[Extracts from a graphics dataset]
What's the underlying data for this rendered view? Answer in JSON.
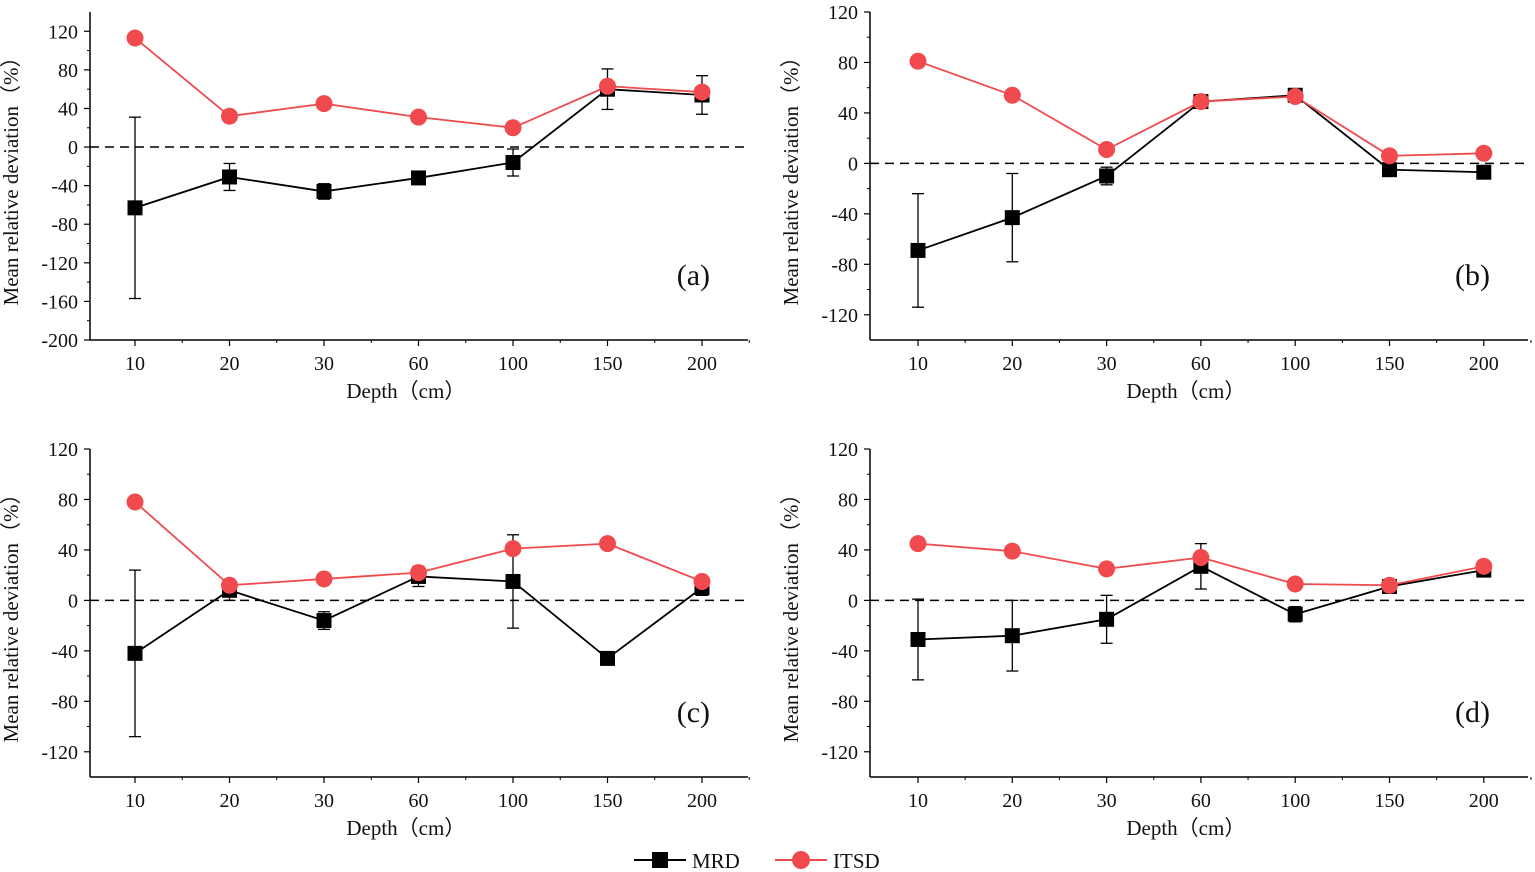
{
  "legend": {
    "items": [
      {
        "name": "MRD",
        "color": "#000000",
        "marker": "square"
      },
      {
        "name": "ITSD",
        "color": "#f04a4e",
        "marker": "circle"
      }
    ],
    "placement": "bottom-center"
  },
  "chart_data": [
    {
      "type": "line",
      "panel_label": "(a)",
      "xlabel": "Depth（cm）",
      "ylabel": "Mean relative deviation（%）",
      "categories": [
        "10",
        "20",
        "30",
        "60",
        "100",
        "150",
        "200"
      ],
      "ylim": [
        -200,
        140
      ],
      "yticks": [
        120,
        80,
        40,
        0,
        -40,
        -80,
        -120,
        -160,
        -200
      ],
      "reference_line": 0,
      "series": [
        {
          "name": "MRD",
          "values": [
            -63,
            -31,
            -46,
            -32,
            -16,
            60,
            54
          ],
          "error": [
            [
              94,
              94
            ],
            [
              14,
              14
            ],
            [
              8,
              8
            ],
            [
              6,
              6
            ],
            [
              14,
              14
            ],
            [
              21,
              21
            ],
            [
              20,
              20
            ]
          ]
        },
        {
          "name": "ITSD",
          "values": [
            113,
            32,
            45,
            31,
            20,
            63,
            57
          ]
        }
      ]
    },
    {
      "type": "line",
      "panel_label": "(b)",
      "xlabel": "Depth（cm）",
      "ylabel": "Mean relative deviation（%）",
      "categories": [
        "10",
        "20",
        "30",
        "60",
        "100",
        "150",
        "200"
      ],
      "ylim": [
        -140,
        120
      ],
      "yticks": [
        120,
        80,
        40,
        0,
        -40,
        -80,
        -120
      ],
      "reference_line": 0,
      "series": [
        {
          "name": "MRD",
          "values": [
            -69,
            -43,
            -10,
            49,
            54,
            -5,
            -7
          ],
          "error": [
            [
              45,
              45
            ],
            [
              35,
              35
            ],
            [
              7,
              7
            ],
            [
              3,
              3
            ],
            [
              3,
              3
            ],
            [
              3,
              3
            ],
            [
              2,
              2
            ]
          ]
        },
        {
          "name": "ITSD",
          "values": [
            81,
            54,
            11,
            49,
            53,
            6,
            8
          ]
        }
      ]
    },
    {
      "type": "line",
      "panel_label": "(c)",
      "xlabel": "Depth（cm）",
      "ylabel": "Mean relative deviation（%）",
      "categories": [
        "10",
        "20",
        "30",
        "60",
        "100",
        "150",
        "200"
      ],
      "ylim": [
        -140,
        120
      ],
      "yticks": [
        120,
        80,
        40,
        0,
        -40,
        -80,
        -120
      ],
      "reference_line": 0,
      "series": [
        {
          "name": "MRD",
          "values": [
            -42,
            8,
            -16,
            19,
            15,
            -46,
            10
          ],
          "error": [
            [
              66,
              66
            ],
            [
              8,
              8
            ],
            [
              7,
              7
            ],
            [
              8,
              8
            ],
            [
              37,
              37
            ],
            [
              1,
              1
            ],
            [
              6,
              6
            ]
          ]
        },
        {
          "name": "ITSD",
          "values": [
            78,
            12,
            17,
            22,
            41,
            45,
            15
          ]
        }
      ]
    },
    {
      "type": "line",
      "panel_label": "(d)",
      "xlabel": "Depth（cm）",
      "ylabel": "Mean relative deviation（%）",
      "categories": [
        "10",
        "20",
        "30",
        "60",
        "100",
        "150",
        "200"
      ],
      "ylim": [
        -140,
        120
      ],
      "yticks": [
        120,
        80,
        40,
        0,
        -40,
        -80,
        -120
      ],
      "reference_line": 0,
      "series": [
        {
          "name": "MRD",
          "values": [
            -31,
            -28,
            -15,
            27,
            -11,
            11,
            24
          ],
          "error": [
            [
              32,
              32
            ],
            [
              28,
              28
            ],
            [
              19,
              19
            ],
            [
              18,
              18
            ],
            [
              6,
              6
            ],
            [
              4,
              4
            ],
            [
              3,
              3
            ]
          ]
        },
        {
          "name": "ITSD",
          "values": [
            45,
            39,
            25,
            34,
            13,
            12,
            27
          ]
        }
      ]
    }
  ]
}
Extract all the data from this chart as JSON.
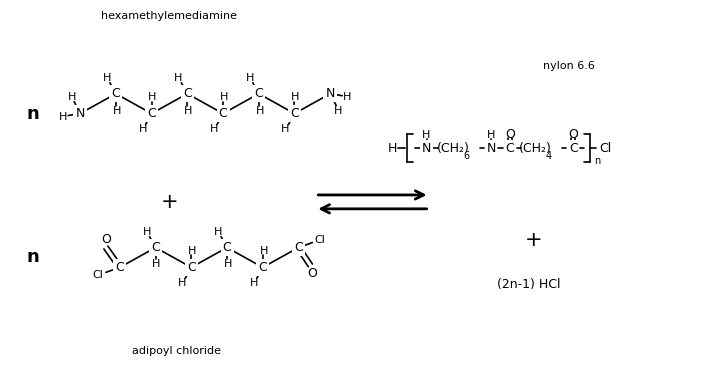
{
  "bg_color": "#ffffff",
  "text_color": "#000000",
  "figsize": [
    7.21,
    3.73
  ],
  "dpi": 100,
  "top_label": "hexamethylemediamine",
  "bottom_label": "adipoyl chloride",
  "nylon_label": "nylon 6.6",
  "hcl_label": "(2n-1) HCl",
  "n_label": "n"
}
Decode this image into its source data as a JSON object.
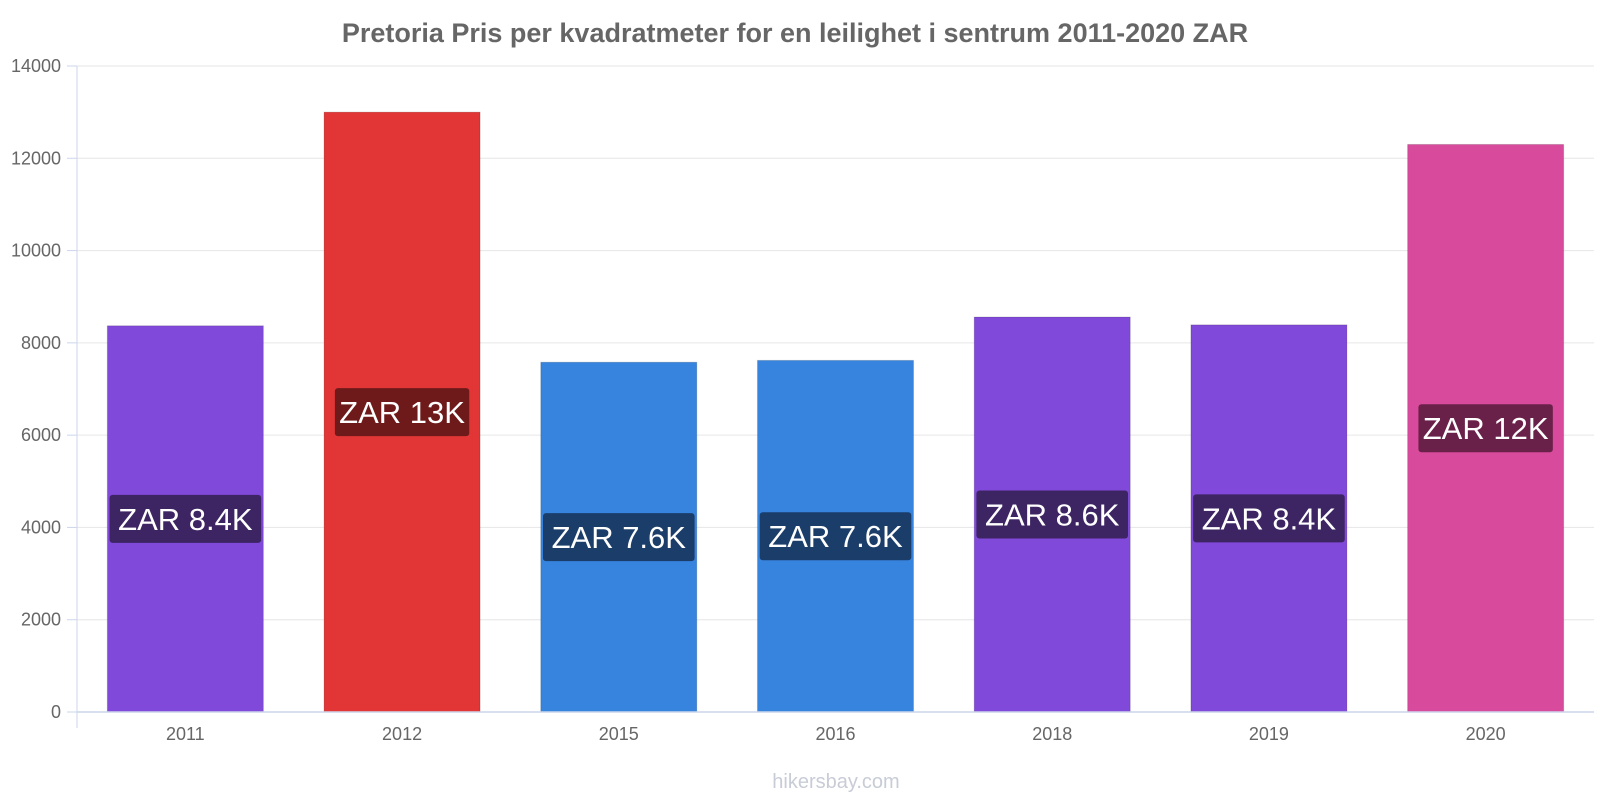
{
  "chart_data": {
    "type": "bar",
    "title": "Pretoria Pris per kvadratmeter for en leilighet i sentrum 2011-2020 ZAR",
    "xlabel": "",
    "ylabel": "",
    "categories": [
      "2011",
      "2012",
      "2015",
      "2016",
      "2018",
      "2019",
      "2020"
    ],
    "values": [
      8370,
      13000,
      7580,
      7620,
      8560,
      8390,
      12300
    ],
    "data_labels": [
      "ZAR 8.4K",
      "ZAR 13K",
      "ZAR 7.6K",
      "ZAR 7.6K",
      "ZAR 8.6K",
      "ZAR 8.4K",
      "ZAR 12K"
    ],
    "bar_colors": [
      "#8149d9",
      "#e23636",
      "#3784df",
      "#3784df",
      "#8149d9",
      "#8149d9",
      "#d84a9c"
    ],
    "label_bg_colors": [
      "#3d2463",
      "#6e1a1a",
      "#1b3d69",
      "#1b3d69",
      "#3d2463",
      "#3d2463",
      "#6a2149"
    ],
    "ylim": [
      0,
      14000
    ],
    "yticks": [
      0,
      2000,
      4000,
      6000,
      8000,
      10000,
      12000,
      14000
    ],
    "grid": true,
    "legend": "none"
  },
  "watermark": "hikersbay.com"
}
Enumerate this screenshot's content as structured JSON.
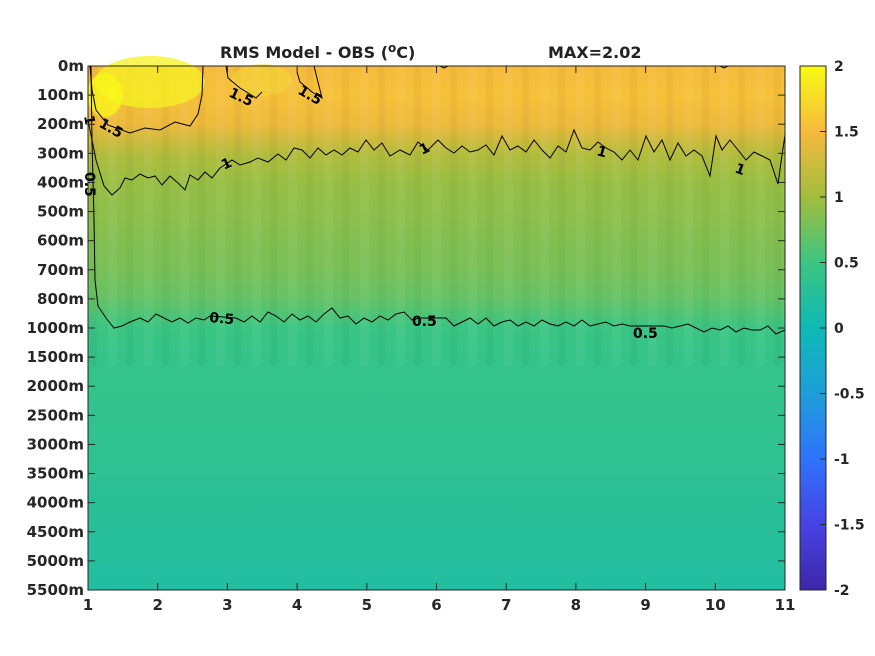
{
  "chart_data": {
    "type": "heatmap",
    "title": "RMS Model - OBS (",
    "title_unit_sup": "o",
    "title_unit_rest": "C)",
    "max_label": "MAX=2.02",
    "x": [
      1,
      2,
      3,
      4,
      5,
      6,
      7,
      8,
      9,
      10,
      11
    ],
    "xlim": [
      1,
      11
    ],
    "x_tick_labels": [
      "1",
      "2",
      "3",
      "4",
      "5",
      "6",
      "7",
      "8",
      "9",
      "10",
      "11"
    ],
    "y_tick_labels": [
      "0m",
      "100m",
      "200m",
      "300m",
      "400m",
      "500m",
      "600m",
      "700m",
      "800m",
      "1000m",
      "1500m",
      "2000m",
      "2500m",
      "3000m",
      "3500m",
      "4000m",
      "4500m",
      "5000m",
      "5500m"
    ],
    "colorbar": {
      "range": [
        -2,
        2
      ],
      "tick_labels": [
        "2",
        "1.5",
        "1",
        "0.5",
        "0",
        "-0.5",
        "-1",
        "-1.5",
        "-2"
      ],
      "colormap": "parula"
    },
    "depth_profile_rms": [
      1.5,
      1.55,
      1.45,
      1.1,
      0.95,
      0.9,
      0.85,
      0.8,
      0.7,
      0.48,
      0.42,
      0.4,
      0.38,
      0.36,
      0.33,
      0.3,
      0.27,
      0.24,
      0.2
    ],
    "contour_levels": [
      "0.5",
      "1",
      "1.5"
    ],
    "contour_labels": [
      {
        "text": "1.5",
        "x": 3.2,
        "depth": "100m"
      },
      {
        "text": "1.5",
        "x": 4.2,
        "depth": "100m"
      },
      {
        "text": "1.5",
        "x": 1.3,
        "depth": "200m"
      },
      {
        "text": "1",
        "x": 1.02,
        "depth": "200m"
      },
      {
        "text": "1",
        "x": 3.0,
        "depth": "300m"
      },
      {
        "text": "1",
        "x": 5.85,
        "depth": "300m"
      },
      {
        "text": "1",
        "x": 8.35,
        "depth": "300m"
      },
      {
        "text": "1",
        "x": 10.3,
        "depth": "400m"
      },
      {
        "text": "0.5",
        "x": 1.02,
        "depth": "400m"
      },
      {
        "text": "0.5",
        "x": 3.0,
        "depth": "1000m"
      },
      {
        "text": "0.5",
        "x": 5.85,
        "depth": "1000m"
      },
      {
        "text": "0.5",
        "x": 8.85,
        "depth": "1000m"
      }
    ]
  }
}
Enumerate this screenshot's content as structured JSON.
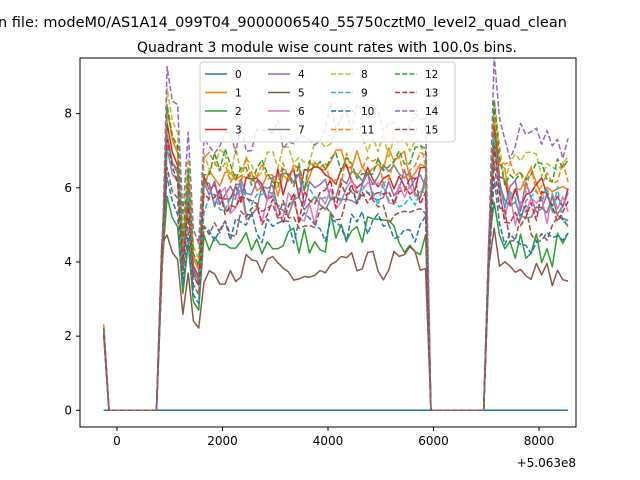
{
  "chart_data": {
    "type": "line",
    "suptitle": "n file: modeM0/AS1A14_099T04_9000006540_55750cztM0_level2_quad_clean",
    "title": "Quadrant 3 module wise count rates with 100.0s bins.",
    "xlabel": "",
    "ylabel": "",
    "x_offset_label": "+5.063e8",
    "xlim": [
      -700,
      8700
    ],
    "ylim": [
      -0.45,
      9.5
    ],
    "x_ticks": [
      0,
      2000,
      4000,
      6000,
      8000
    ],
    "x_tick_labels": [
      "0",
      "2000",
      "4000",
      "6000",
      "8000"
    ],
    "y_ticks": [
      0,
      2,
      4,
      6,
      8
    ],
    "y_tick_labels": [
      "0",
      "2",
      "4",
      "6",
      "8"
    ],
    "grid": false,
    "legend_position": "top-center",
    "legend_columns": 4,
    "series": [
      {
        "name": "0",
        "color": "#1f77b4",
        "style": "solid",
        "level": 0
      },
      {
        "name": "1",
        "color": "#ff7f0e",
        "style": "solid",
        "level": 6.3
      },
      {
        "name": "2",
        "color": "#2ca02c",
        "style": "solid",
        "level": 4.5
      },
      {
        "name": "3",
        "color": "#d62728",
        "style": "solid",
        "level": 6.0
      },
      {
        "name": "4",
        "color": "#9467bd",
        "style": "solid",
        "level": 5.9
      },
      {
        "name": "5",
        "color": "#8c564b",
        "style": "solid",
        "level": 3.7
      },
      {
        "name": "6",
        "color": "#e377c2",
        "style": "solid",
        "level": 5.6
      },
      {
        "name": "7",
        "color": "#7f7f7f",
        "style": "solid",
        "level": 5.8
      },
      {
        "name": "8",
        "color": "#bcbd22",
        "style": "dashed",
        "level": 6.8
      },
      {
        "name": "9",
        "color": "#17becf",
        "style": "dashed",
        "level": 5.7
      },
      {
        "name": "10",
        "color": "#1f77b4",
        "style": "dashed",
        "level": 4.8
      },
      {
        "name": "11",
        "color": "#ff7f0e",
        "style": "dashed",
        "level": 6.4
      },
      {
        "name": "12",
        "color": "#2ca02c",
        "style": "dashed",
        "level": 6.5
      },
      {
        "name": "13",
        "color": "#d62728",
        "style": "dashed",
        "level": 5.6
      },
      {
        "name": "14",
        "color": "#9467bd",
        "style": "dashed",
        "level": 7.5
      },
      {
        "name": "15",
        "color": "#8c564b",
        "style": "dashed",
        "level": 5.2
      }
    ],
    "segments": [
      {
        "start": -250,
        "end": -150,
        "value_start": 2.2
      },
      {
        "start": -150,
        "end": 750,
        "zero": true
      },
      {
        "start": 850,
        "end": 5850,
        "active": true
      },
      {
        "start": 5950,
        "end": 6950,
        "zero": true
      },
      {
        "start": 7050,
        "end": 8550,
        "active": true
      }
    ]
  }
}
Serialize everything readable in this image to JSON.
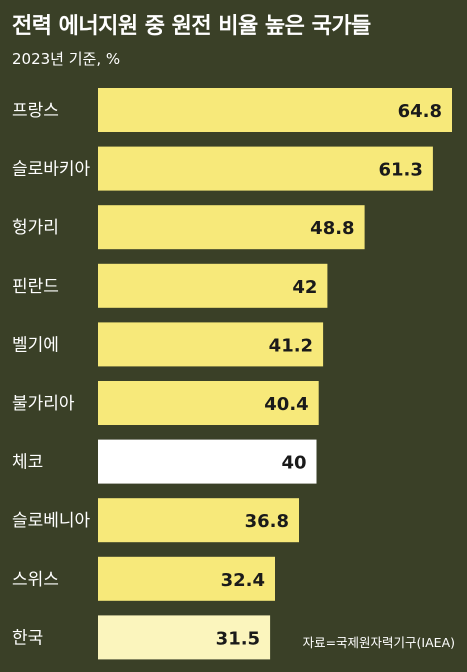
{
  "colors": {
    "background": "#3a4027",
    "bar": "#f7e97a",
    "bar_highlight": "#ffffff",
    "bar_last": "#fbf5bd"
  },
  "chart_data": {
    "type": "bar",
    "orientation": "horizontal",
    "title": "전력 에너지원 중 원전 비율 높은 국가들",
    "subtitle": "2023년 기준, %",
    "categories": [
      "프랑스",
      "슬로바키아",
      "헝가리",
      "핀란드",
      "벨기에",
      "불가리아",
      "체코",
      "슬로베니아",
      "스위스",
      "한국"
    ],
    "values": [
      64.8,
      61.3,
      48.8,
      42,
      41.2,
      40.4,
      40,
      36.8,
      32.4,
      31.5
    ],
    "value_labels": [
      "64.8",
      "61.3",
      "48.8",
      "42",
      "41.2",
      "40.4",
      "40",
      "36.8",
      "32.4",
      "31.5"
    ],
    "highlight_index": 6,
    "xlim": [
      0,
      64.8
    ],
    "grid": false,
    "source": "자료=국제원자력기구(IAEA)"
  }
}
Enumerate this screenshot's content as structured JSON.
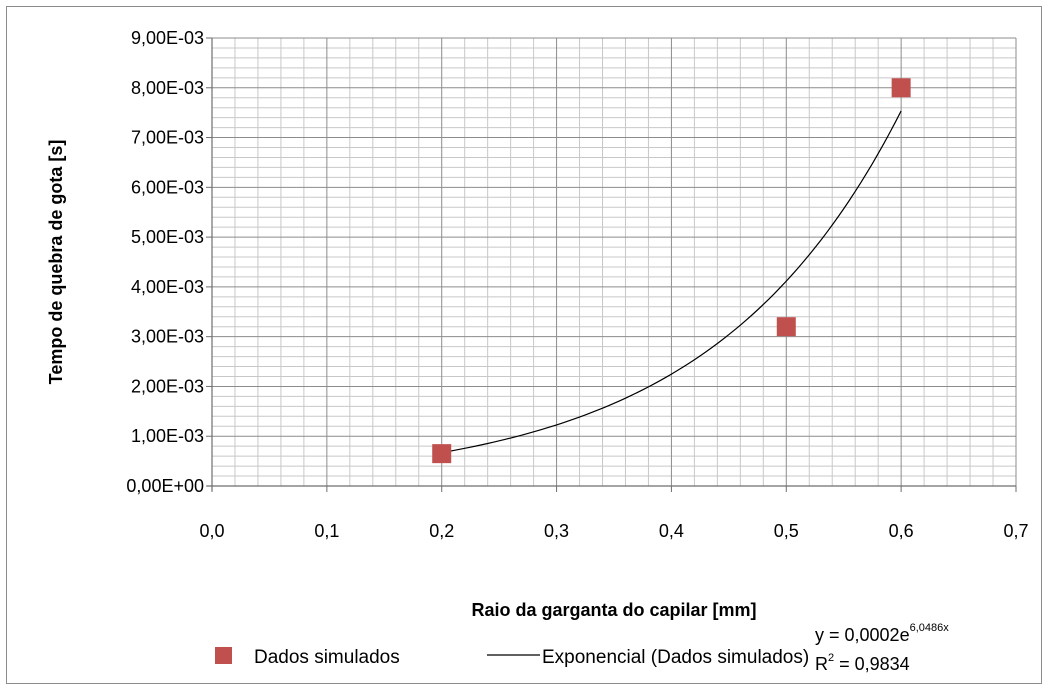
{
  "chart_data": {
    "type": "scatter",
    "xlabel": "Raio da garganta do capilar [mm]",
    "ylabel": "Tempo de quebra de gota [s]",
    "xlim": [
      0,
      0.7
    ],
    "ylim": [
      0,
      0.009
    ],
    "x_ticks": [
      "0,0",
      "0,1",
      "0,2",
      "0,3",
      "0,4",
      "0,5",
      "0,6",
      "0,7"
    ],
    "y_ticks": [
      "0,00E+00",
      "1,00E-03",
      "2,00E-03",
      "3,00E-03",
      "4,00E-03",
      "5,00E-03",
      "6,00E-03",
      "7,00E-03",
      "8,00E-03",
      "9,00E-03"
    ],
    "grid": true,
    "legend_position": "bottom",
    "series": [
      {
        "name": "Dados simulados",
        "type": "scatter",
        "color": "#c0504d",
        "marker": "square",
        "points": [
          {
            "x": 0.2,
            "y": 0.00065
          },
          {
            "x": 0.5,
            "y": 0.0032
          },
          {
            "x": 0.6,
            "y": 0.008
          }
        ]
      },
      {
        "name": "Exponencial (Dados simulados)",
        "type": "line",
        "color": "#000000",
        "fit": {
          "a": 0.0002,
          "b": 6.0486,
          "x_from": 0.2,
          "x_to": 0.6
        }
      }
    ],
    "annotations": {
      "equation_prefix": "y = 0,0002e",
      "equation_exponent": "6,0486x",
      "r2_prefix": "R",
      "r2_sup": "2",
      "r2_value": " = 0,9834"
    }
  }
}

§ **Problem details**
Filter the entries above down to the lines containing the word "center".

§ **Response**
    "placement": "bottom-center"
    "legend_position": "top-center",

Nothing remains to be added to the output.